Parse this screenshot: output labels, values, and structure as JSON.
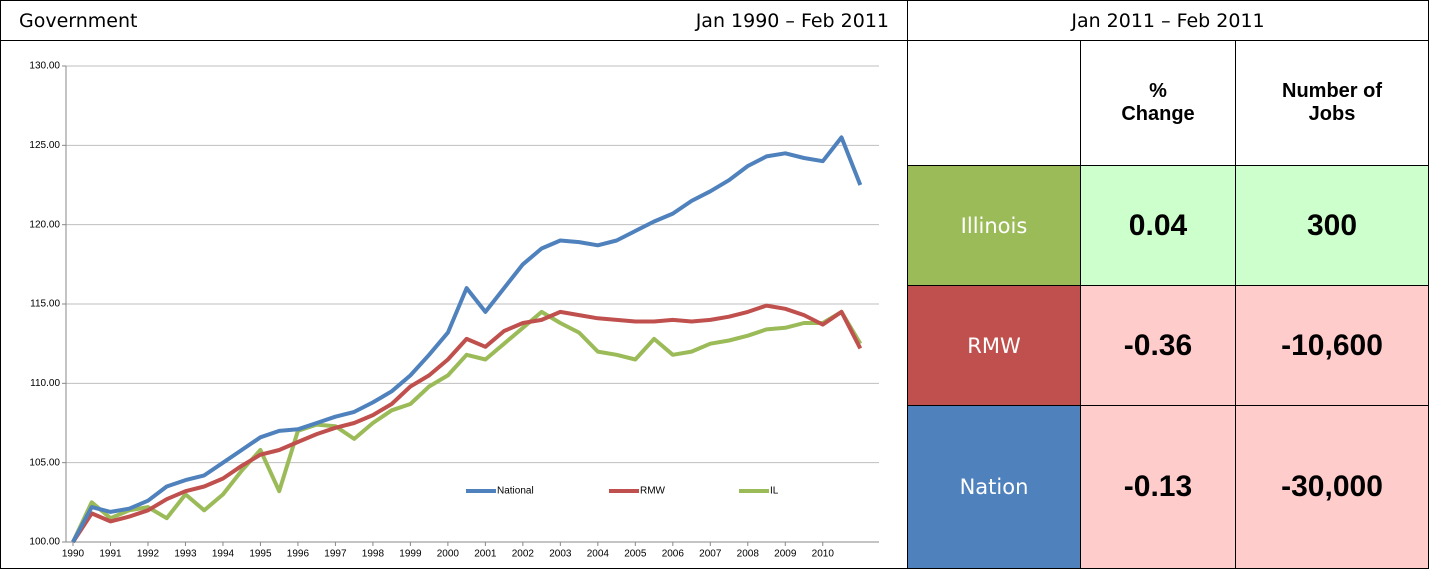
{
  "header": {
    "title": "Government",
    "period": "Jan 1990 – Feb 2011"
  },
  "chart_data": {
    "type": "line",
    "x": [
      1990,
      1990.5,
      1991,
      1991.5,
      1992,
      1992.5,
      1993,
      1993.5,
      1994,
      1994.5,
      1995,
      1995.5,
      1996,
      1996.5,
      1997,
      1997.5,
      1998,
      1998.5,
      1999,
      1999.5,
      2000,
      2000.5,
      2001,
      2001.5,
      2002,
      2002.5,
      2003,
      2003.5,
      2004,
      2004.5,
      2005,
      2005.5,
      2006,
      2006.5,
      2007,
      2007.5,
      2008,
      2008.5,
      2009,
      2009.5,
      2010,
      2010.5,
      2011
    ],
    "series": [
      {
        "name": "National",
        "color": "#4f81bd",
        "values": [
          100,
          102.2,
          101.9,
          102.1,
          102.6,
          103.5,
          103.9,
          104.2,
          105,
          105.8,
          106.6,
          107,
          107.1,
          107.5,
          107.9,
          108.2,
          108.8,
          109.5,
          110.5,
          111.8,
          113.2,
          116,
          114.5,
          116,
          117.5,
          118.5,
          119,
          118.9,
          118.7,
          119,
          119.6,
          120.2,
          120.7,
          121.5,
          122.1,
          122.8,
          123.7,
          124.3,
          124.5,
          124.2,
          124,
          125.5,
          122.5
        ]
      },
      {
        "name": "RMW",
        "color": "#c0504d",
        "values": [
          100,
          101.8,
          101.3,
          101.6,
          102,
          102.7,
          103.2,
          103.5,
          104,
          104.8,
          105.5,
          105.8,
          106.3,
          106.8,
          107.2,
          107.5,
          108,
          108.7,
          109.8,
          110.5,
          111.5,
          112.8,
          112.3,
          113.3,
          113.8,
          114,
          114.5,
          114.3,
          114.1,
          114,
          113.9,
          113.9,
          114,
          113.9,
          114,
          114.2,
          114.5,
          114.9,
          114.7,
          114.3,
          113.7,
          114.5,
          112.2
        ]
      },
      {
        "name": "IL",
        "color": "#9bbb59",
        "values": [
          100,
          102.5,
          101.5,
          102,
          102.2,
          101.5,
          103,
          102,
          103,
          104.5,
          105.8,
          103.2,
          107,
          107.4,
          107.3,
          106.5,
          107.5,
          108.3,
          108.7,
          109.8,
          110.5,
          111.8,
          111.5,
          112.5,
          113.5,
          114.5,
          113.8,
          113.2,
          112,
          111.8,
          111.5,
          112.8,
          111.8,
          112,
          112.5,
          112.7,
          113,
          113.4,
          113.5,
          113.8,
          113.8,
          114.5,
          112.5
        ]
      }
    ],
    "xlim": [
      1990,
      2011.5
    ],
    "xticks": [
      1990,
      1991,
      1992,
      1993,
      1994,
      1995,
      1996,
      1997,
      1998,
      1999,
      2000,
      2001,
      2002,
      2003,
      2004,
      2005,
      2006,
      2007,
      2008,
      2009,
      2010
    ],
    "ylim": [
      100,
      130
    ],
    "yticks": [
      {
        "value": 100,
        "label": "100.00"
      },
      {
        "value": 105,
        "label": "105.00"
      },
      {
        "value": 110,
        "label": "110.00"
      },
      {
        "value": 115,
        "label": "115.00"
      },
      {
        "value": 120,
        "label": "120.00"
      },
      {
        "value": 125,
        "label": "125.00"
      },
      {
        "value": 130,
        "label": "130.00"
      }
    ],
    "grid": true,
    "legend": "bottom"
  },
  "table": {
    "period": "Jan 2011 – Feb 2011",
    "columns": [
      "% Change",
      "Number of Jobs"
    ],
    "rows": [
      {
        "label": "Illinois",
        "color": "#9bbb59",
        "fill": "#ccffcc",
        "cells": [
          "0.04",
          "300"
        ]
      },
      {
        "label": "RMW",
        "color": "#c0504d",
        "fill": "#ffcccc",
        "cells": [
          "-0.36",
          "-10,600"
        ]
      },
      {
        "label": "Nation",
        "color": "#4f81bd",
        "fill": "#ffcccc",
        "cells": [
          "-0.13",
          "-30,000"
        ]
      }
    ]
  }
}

## THE EXERCISE:
From the records given above, copy all lines containing "period".

## COMPLETE RESPONSE:
    "period": "Jan 1990 – Feb 2011"
    "period": "Jan 2011 – Feb 2011",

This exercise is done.